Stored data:
+++++

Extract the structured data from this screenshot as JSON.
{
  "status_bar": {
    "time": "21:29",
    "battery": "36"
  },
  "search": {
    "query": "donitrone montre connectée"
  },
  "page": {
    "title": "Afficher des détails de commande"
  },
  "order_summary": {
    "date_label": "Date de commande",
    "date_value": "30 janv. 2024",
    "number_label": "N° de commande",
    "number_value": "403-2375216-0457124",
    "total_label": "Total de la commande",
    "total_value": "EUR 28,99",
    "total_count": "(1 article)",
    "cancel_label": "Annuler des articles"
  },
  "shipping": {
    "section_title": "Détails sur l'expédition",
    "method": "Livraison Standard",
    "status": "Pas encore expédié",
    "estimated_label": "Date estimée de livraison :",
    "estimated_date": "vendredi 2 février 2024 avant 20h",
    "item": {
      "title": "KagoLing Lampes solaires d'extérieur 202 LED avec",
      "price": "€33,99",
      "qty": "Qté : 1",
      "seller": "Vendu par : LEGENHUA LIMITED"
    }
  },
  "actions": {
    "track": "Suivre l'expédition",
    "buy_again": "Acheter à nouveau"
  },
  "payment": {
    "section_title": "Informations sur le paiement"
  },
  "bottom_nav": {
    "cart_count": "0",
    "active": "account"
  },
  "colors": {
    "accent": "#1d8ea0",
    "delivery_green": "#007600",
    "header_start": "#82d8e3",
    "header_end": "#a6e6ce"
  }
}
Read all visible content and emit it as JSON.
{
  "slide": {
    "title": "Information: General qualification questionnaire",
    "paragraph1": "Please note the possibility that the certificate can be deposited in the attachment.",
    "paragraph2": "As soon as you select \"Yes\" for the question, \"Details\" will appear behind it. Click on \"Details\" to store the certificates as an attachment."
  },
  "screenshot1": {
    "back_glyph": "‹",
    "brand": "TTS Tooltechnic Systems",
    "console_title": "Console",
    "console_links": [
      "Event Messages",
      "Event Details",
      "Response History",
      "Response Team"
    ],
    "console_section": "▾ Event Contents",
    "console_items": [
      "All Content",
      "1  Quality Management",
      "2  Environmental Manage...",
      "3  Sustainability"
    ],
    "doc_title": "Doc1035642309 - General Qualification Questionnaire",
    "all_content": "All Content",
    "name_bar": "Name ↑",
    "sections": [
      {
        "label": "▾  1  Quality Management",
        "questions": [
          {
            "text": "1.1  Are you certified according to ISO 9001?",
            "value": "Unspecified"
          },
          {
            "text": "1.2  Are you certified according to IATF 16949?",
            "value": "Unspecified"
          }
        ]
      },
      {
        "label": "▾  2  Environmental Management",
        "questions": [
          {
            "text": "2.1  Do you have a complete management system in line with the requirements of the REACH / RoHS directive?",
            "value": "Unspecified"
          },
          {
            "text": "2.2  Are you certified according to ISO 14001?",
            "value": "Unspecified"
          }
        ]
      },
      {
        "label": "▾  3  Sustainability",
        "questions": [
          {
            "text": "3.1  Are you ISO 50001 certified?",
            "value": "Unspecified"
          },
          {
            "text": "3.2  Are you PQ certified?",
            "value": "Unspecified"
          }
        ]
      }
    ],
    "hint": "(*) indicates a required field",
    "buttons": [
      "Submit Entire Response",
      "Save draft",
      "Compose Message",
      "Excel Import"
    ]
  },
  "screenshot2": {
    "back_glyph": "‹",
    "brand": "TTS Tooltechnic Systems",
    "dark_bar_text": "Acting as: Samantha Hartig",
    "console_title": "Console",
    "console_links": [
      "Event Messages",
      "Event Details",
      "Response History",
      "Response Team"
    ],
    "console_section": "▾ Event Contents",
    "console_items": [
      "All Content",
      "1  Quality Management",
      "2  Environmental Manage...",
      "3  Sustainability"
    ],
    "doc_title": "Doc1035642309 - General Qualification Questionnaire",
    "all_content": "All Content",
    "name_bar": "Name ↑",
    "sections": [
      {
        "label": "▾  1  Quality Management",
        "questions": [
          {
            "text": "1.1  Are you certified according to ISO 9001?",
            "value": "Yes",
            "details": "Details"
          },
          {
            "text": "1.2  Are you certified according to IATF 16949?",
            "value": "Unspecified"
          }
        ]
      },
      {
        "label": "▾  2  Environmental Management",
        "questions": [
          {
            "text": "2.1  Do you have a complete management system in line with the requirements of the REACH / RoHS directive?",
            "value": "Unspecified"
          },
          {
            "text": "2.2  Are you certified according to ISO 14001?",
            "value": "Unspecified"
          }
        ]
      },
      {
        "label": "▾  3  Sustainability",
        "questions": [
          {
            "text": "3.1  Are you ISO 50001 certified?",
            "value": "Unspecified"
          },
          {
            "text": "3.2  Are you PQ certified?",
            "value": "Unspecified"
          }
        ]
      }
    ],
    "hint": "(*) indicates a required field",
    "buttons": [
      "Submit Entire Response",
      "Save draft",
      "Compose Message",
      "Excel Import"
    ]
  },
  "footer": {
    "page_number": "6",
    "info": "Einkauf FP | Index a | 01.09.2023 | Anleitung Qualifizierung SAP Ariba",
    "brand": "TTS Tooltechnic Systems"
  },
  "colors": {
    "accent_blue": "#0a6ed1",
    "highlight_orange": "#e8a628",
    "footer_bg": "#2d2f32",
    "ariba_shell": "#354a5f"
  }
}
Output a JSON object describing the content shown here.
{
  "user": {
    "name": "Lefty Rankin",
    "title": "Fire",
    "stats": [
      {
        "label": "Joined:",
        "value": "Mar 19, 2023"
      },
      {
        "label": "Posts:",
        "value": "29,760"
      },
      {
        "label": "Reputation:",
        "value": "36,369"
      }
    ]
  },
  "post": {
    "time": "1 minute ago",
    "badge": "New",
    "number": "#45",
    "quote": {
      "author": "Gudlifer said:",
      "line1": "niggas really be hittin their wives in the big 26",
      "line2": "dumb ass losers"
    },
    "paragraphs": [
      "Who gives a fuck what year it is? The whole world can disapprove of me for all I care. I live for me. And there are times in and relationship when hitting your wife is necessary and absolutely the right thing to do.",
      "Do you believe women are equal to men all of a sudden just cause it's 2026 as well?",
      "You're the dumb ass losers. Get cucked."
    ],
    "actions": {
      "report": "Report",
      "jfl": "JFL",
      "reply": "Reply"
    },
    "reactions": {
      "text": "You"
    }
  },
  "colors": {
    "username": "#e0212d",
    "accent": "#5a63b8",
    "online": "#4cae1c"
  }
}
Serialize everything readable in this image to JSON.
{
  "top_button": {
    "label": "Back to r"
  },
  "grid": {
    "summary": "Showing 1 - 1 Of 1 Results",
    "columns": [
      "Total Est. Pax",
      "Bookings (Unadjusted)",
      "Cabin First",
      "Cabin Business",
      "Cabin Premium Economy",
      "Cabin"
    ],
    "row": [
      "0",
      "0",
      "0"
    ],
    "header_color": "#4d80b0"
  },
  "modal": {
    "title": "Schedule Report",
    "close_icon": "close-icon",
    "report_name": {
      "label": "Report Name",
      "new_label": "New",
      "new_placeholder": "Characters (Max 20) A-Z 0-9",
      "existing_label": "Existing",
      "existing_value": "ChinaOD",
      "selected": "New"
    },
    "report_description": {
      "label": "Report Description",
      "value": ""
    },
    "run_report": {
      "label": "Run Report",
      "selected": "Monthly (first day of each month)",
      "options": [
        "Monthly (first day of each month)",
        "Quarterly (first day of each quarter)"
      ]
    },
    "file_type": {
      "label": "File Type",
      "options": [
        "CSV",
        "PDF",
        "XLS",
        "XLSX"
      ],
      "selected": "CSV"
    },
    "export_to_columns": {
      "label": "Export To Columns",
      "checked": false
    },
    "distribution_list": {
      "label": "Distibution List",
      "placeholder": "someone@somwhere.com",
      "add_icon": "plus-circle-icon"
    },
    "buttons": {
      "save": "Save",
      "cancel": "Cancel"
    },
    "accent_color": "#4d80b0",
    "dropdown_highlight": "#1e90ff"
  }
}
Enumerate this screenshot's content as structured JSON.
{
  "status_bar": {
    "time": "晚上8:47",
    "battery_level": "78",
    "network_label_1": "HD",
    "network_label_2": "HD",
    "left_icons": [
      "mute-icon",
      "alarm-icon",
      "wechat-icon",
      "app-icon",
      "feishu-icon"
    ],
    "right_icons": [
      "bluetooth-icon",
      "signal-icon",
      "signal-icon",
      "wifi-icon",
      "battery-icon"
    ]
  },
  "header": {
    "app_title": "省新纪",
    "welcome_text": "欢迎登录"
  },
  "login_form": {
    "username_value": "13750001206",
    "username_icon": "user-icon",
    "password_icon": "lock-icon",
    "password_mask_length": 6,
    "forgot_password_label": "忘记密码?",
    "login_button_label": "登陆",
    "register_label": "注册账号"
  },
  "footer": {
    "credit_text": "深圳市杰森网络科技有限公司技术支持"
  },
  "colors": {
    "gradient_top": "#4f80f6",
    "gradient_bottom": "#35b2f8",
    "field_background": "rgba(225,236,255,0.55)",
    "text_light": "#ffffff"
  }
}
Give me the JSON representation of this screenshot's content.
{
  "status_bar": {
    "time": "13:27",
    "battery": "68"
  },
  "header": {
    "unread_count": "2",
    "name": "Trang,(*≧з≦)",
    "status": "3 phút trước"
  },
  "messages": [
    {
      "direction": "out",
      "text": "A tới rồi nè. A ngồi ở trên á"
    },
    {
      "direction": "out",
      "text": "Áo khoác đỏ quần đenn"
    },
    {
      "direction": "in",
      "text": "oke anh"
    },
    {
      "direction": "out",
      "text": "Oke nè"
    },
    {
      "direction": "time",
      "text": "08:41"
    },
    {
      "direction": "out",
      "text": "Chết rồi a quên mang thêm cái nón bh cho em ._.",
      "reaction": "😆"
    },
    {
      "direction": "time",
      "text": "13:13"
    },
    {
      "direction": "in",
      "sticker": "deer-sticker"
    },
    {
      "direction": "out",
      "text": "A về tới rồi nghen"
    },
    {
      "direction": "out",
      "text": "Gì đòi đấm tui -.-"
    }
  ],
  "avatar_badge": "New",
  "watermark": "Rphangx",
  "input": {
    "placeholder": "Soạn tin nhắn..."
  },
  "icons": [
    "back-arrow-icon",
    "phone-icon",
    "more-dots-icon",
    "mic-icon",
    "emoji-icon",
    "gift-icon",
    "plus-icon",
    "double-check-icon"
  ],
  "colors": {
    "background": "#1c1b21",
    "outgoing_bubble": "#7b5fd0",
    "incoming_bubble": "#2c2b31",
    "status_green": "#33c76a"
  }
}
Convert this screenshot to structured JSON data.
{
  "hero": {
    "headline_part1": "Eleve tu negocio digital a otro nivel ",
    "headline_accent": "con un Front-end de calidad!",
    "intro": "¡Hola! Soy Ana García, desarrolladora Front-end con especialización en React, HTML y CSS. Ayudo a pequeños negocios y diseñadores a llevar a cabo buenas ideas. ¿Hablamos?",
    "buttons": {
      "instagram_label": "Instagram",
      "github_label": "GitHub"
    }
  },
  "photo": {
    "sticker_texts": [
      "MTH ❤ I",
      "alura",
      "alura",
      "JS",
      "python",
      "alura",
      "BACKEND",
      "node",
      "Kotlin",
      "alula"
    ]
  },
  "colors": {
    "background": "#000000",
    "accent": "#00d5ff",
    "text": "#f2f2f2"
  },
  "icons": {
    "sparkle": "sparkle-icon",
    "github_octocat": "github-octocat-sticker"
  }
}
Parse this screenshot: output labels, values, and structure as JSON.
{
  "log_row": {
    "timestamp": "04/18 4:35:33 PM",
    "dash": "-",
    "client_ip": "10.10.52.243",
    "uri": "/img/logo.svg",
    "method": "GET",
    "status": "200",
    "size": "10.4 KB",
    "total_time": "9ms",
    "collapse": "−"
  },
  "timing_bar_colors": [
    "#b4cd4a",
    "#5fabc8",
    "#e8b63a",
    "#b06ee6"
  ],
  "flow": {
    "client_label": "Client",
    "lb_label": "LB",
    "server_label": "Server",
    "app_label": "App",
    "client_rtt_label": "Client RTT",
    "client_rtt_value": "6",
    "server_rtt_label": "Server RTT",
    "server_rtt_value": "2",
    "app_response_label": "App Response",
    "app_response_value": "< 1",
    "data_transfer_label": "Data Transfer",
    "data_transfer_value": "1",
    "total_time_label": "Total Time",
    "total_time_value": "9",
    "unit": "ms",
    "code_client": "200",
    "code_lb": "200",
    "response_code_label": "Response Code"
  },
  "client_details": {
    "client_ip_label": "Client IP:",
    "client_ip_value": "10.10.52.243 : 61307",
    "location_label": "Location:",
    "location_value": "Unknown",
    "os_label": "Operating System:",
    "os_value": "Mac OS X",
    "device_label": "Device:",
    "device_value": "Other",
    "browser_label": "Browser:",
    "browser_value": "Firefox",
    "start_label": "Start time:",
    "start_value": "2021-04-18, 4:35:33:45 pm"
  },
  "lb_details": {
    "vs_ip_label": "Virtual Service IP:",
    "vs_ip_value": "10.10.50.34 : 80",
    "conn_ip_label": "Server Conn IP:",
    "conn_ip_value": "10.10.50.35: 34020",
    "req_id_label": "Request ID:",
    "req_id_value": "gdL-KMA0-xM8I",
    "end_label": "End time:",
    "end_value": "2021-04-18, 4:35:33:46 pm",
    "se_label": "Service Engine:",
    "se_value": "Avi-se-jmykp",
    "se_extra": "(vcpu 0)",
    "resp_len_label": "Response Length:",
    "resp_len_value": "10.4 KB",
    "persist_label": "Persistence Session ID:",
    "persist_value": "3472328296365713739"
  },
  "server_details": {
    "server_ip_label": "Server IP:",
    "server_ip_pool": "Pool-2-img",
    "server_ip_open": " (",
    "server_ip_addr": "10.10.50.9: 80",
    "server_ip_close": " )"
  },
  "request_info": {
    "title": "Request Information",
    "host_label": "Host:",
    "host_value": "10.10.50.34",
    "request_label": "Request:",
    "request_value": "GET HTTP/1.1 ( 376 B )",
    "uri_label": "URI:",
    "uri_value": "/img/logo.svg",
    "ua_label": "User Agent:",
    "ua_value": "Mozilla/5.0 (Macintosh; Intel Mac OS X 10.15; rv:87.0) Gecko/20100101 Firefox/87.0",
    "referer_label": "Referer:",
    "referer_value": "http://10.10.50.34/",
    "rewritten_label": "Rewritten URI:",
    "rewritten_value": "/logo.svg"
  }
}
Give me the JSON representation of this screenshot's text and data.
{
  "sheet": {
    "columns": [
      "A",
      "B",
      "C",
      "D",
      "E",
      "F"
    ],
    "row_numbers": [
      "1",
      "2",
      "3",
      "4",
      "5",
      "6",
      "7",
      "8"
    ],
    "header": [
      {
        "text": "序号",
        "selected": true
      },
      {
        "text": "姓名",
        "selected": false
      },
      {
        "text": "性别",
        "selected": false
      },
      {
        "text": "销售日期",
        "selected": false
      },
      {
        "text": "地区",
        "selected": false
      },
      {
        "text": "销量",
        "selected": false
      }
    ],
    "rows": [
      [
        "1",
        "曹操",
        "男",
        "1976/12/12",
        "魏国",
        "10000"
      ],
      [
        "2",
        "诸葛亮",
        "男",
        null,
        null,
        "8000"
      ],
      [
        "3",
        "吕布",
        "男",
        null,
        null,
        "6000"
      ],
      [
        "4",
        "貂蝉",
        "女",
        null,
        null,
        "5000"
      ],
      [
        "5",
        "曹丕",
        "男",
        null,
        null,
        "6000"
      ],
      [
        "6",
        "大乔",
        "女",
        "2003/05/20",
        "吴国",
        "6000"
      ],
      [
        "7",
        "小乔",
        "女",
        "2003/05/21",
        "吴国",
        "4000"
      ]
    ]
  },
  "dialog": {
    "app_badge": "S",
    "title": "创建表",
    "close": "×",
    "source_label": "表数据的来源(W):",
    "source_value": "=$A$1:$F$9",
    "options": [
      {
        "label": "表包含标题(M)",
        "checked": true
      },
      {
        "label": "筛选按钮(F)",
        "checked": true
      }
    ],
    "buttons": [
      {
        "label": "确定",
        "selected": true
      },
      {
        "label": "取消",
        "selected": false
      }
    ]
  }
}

+++++

What to work on: Write out every line of the entries that holds the word "JSON".

Answer to the task:
Extract the structured data from this screenshot as JSON.
Read all visible content and emit it as JSON.
Output a JSON object describing the content shown here.
Serialize everything readable in this image to JSON.
Enumerate this screenshot's content as structured JSON.
Give me the JSON representation of this screenshot's content.
Convert this screenshot to structured JSON data.
Parse this screenshot: output labels, values, and structure as JSON.
Give me the JSON representation of this screenshot's text and data.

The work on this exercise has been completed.